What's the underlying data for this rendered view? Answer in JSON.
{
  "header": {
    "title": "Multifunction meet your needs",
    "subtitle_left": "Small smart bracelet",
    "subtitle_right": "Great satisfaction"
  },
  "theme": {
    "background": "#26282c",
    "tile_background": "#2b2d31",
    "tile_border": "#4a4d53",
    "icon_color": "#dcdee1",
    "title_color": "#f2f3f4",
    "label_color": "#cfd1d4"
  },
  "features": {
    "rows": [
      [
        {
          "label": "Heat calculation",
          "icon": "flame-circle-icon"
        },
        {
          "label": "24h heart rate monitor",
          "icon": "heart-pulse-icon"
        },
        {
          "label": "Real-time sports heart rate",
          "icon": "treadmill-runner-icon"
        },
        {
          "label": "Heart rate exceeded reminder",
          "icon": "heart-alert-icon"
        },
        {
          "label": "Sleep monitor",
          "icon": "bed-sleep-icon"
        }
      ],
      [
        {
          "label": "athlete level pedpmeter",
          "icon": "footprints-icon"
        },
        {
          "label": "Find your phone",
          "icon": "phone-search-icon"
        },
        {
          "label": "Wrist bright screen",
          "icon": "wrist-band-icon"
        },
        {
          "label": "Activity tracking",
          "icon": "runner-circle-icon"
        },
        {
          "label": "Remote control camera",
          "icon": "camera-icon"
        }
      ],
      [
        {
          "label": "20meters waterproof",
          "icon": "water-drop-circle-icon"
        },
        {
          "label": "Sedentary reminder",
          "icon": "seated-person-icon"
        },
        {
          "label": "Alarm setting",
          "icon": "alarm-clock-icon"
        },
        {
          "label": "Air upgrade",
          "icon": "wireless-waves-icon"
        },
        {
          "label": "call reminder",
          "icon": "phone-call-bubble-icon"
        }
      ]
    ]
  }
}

◇ ◇ ◇ ◇ ◇ ◇ ◇

Stated task -> Return all of the data word for word.

Solution for this exercise ->
What's the underlying data for this rendered view? Answer in JSON.
{
  "header": {
    "title": "Multifunction meet your needs",
    "subtitle_left": "Small smart bracelet",
    "subtitle_right": "Great satisfaction"
  },
  "theme": {
    "background": "#26282c",
    "tile_background": "#2b2d31",
    "tile_border": "#4a4d53",
    "icon_color": "#dcdee1",
    "title_color": "#f2f3f4",
    "label_color": "#cfd1d4"
  },
  "features": {
    "rows": [
      [
        {
          "label": "Heat calculation",
          "icon": "flame-circle-icon"
        },
        {
          "label": "24h heart rate monitor",
          "icon": "heart-pulse-icon"
        },
        {
          "label": "Real-time sports heart rate",
          "icon": "treadmill-runner-icon"
        },
        {
          "label": "Heart rate exceeded reminder",
          "icon": "heart-alert-icon"
        },
        {
          "label": "Sleep monitor",
          "icon": "bed-sleep-icon"
        }
      ],
      [
        {
          "label": "athlete level pedpmeter",
          "icon": "footprints-icon"
        },
        {
          "label": "Find your phone",
          "icon": "phone-search-icon"
        },
        {
          "label": "Wrist bright screen",
          "icon": "wrist-band-icon"
        },
        {
          "label": "Activity tracking",
          "icon": "runner-circle-icon"
        },
        {
          "label": "Remote control camera",
          "icon": "camera-icon"
        }
      ],
      [
        {
          "label": "20meters waterproof",
          "icon": "water-drop-circle-icon"
        },
        {
          "label": "Sedentary reminder",
          "icon": "seated-person-icon"
        },
        {
          "label": "Alarm setting",
          "icon": "alarm-clock-icon"
        },
        {
          "label": "Air upgrade",
          "icon": "wireless-waves-icon"
        },
        {
          "label": "call reminder",
          "icon": "phone-call-bubble-icon"
        }
      ]
    ]
  }
}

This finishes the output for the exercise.